## Records to process
[START]

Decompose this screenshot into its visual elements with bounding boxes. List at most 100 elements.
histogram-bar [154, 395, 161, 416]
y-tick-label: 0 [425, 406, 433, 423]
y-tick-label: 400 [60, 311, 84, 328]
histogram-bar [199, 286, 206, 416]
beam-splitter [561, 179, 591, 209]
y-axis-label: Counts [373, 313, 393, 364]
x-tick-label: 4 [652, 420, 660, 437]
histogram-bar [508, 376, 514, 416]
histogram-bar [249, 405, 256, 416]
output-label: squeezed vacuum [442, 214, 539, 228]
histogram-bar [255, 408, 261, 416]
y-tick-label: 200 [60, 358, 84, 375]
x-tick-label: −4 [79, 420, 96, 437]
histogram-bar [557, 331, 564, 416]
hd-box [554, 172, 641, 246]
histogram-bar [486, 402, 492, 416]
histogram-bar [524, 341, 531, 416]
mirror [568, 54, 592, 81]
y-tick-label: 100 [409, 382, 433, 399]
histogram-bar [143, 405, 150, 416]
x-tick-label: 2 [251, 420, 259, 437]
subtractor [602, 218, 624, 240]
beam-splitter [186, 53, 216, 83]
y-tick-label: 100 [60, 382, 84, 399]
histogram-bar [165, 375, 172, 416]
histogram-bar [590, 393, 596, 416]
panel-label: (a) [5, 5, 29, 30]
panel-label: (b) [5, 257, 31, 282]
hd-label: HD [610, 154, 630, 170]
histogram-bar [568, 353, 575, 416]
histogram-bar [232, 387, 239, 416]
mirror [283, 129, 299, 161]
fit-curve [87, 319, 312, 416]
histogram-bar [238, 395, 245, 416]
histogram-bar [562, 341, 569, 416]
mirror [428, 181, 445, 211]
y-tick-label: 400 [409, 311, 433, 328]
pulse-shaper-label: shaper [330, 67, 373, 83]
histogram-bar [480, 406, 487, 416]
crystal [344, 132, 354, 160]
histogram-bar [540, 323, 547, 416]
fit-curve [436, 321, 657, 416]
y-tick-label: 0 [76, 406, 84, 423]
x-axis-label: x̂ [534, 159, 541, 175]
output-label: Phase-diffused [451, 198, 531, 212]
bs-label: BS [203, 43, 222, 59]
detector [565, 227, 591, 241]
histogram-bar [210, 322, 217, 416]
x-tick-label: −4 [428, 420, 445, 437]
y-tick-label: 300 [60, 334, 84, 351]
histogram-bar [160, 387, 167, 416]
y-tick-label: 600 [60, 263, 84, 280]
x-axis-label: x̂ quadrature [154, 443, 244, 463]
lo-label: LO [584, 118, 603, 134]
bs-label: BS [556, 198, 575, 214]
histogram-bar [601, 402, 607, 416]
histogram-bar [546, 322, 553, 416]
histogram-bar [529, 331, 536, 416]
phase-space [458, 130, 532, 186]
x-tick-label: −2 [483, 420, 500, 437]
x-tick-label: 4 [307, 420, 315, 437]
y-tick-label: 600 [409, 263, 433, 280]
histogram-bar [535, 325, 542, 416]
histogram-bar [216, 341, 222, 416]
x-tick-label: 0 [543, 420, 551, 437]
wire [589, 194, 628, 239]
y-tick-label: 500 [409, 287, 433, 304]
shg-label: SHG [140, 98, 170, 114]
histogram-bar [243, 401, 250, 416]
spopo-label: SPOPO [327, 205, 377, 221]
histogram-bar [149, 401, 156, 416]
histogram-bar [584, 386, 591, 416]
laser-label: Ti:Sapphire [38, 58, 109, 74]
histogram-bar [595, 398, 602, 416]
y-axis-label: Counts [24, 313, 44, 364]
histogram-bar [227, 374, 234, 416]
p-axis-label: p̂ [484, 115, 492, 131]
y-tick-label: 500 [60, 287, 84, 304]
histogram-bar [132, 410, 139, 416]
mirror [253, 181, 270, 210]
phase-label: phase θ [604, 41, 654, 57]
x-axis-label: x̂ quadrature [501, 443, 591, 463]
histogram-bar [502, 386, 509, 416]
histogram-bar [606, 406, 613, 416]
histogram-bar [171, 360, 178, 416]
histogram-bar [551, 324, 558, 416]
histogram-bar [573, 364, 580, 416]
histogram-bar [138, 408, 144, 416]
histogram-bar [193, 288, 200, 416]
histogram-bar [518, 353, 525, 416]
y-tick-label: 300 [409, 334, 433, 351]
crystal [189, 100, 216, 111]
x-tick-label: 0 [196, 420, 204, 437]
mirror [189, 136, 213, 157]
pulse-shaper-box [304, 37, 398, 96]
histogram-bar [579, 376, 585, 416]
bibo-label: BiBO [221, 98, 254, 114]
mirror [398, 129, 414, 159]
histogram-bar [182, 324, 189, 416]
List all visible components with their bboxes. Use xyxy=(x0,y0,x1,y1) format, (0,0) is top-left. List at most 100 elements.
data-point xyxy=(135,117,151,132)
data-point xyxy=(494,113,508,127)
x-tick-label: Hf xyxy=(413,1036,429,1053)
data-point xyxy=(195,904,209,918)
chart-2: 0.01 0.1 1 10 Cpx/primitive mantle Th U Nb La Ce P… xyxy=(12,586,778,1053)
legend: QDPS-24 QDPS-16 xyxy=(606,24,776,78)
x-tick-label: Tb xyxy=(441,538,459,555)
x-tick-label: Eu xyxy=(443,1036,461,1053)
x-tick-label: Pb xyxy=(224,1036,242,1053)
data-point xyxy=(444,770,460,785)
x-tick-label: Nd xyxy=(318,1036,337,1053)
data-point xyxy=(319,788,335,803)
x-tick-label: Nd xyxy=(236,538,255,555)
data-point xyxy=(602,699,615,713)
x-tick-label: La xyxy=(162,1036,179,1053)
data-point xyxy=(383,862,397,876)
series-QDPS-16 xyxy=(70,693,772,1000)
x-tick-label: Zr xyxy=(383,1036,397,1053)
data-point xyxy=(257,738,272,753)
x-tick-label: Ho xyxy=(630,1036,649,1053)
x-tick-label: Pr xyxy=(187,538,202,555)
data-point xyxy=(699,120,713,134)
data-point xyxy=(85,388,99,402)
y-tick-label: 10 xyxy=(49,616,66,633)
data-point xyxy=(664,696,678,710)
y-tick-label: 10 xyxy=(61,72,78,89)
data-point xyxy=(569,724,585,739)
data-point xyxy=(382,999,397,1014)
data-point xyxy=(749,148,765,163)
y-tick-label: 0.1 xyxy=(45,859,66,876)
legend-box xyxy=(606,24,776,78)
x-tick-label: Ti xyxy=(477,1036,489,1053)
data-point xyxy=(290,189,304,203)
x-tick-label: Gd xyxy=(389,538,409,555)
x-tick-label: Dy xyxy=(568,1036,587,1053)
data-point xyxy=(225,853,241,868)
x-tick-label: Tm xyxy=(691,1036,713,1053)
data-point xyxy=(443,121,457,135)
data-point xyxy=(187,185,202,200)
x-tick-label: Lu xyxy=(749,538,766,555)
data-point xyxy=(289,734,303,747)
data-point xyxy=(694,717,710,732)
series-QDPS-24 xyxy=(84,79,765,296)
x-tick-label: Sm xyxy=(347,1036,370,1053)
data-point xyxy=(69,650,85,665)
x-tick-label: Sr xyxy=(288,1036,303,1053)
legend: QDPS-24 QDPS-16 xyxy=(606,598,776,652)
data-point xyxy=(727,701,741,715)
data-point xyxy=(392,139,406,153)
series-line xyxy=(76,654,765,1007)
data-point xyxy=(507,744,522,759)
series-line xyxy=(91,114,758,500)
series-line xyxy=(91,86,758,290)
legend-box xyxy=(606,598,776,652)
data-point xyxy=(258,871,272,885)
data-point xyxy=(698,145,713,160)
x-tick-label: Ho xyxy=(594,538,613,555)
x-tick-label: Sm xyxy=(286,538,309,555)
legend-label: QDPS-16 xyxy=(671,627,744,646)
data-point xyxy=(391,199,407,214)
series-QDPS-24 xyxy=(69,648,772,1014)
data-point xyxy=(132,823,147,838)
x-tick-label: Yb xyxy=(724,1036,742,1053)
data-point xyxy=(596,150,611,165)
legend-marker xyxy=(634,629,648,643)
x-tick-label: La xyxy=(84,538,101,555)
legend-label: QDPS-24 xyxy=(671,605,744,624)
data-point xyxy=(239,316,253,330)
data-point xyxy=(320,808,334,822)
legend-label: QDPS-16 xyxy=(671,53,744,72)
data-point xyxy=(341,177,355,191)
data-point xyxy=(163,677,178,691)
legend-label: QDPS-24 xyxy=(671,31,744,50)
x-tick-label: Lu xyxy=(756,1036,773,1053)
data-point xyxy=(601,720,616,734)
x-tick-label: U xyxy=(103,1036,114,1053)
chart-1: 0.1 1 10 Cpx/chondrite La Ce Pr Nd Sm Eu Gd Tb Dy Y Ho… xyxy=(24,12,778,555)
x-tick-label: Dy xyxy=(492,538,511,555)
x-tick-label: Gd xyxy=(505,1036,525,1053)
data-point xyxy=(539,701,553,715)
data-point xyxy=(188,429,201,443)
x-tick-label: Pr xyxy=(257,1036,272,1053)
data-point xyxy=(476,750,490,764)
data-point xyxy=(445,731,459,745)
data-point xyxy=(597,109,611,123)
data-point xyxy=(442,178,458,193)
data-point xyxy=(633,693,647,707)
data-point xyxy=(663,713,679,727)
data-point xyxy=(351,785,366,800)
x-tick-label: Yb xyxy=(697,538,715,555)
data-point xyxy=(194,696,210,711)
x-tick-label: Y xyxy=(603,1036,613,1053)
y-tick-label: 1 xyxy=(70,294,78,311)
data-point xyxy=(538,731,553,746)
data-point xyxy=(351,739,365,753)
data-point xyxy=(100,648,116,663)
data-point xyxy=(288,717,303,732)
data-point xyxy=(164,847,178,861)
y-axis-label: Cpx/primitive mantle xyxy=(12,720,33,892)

[END]

## Task prompt
Starting at the beginning of the data and ending at the line containing "histogram-bar [557, 331, 564, 416]", rewrite those lines with "y-tick-label" changed to "y-axis-tick" and nothing else altered.

## Task response
Decompose this screenshot into its visual elements with bounding boxes. List at most 100 elements.
histogram-bar [154, 395, 161, 416]
y-axis-tick: 0 [425, 406, 433, 423]
y-axis-tick: 400 [60, 311, 84, 328]
histogram-bar [199, 286, 206, 416]
beam-splitter [561, 179, 591, 209]
y-axis-label: Counts [373, 313, 393, 364]
x-tick-label: 4 [652, 420, 660, 437]
histogram-bar [508, 376, 514, 416]
histogram-bar [249, 405, 256, 416]
output-label: squeezed vacuum [442, 214, 539, 228]
histogram-bar [255, 408, 261, 416]
y-axis-tick: 200 [60, 358, 84, 375]
x-tick-label: −4 [79, 420, 96, 437]
histogram-bar [557, 331, 564, 416]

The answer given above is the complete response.